PROVIDED PASSAGE:
/---

YEAR 2000 COMPLIANCE
The year 2000 issue is the result of computer programs that were written using
two digits rather than four to define the applicable year. For example, computer
programs that have time-sensitive software may recognize a date using "00" as
the year 1900 rather than the year 2000. To the extent that the Company's
software applications contain source code that is unable to interpret
appropriately the upcoming calendar year 2000 and beyond, some level of
modification or replacement of such applications is necessary to avoid system
failures and the temporary inability to process transactions or engage in other
normal business activities.
In 1997 the Company established a year 2000 project group, headed by the
Company's Chief Information Officer, to coordinate the Company's year 2000
compliance efforts. The project group is staffed primarily with representatives
of the Company's Information Technology department and also uses outside
consultants on an as-needed basis. The Chief Information Officer reports
regularly on the status of the year 2000 project to a steering committee headed
by the Chief Executive Officer and to the Company's board of directors.
The year 2000 project group has identified all computer-based systems and
applications (including embedded systems) the Company uses in its operations
that might not be year 2000 compliant, and has categorized these systems and
applications into three priority levels based on how critical the system or
application is to the Company's operations. The year 2000 project group has
determined what modifications or replacements will be necessary to achieve
compliance; is implementing the modifications and replacements; conducting tests
necessary to verify that the modified systems are operational; and transitioning
the compliant systems into the regular operations of the Company. Management
believes that all critical Safeway systems and applications are now year 2000
compliant. The year 2000 project group will continue to evaluate and test any
additional year 2000-related upgrades or changes which may be provided by
software vendors relating to software packages supporting Company systems and
applications.
Safeway completed its acquisition of Dominick's in November 1998. All critical
Dominick's systems and applications that were not year 2000 compliant have been
replaced with compliant systems and applications or have been modified to
achieve year 2000 compliance.
Safeway also completed its acquisition of Carrs in April 1999. All critical
Carrs systems and applications that were not year 2000 compliant have been
replaced with compliant Safeway core systems and applications or have been
modified to achieve year 2000 compliance.

\---

EXTRACTED INFORMATION:
/---

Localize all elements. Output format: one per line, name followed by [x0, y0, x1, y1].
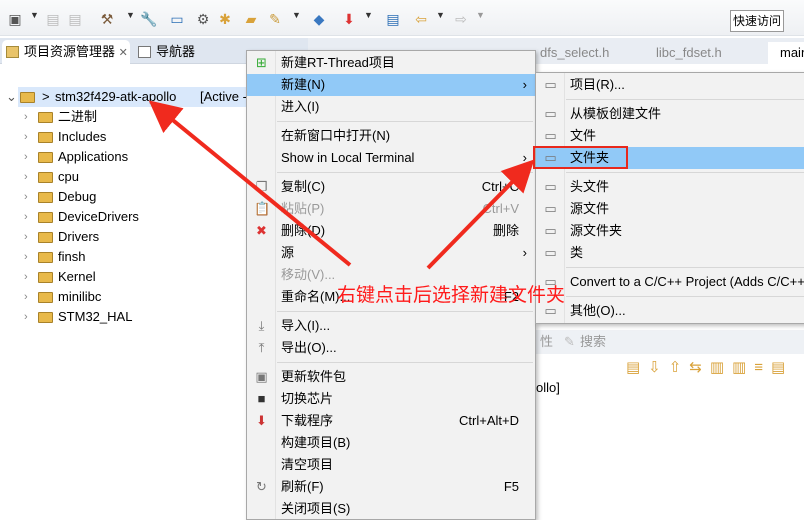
- arrow-to-folder: [426, 159, 535, 270]
- annotation-arrows: [148, 100, 535, 270]
- annotation-text: 右键点击后选择新建文件夹: [337, 285, 566, 306]
- arrow-to-project: [148, 100, 352, 267]
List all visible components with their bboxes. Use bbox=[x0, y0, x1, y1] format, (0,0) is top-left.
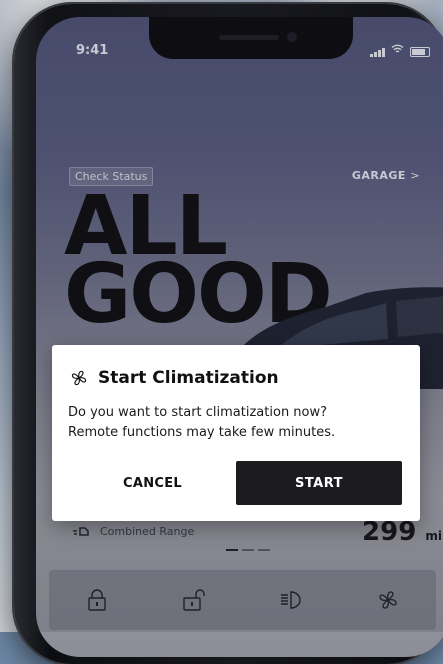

\---

DIRECTIONS FOR THIS TASK: From the year 2000 compliance section, copy word for word the part that opens with "In 1997 the" and closes with "board of directors.".

EXERCISE OUTPUT:
In 1997 the Company established a year 2000 project group, headed by the
Company's Chief Information Officer, to coordinate the Company's year 2000
compliance efforts. The project group is staffed primarily with representatives
of the Company's Information Technology department and also uses outside
consultants on an as-needed basis. The Chief Information Officer reports
regularly on the status of the year 2000 project to a steering committee headed
by the Chief Executive Officer and to the Company's board of directors.